Data supplied ▸
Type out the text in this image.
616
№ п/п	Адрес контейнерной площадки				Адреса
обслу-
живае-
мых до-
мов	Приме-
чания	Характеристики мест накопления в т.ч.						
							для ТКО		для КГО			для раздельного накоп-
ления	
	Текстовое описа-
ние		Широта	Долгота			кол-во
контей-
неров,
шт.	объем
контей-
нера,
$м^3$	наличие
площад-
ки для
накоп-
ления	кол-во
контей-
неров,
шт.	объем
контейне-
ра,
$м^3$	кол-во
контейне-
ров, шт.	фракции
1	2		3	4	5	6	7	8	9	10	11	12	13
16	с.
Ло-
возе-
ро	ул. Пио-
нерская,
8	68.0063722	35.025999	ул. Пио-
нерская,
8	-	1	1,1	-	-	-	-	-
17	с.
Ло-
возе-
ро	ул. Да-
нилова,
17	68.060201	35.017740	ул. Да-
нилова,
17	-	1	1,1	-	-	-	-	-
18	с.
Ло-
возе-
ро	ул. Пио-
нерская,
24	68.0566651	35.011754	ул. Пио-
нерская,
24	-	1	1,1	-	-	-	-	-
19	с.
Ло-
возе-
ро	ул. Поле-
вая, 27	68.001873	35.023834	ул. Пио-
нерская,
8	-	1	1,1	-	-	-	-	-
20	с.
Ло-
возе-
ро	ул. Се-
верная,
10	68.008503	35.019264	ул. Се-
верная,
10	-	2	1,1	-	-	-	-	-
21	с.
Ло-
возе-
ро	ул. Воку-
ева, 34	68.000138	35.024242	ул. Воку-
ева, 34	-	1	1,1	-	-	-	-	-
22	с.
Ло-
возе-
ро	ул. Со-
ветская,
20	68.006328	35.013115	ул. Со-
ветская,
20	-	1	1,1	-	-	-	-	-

What is expected ▸ Copy the material above verbatim.

Written solution ▸
Type out the text in this image.
616
№ п/п	Адрес контейнерной площадки				Адреса
обслу-
живае-
мых до-
мов	Приме-
чания	Характеристики мест накопления в т.ч.						
							для ТКО		для КГО			для раздельного накоп-
ления	
	Текстовое описа-
ние		Широта	Долгота			кол-во
контей-
неров,
шт.	объем
контей-
нера,
$м^3$	наличие
площад-
ки для
накоп-
ления	кол-во
контей-
неров,
шт.	объем
контейне-
ра,
$м^3$	кол-во
контейне-
ров, шт.	фракции
1	2		3	4	5	6	7	8	9	10	11	12	13
16	с.
Ло-
возе-
ро	ул. Пио-
нерская,
8	68.0063722	35.025999	ул. Пио-
нерская,
8	-	1	1,1	-	-	-	-	-
17	с.
Ло-
возе-
ро	ул. Да-
нилова,
17	68.060201	35.017740	ул. Да-
нилова,
17	-	1	1,1	-	-	-	-	-
18	с.
Ло-
возе-
ро	ул. Пио-
нерская,
24	68.0566651	35.011754	ул. Пио-
нерская,
24	-	1	1,1	-	-	-	-	-
19	с.
Ло-
возе-
ро	ул. Поле-
вая, 27	68.001873	35.023834	ул. Пио-
нерская,
8	-	1	1,1	-	-	-	-	-
20	с.
Ло-
возе-
ро	ул. Се-
верная,
10	68.008503	35.019264	ул. Се-
верная,
10	-	2	1,1	-	-	-	-	-
21	с.
Ло-
возе-
ро	ул. Воку-
ева, 34	68.000138	35.024242	ул. Воку-
ева, 34	-	1	1,1	-	-	-	-	-
22	с.
Ло-
возе-
ро	ул. Со-
ветская,
20	68.006328	35.013115	ул. Со-
ветская,
20	-	1	1,1	-	-	-	-	-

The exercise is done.